**Short exercise:** Look through the data below. Collect every line where the word "this" occurs.

──────── Exercise material

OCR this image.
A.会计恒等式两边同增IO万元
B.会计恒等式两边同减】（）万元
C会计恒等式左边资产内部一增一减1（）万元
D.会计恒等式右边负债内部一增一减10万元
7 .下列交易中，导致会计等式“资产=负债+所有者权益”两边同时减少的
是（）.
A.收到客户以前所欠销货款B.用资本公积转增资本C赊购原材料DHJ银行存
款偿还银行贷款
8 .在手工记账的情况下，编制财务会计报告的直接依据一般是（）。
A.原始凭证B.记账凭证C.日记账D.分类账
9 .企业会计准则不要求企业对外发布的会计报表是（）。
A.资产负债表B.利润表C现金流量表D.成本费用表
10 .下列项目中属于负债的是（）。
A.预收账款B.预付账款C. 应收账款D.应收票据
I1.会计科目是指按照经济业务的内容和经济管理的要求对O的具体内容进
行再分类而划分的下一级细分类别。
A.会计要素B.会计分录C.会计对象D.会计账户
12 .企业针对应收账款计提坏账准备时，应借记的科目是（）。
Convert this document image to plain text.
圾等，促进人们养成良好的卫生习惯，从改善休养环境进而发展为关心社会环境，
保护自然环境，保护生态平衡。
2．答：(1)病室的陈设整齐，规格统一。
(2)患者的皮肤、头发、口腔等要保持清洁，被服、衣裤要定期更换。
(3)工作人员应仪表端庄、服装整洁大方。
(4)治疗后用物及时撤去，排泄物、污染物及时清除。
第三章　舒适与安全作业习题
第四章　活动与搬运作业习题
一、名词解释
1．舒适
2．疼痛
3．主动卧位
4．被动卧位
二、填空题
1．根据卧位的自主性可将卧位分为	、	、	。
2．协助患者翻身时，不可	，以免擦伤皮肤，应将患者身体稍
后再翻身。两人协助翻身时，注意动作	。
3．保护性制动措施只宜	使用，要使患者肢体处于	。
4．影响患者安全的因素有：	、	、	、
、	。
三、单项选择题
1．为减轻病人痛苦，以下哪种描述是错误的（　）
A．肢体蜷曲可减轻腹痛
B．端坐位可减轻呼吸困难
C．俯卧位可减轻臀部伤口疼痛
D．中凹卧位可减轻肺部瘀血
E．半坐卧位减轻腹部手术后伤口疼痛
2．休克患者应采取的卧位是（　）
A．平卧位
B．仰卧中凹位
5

────────────────

**Final answer:**
OCR this image.
Convert this document image to plain text.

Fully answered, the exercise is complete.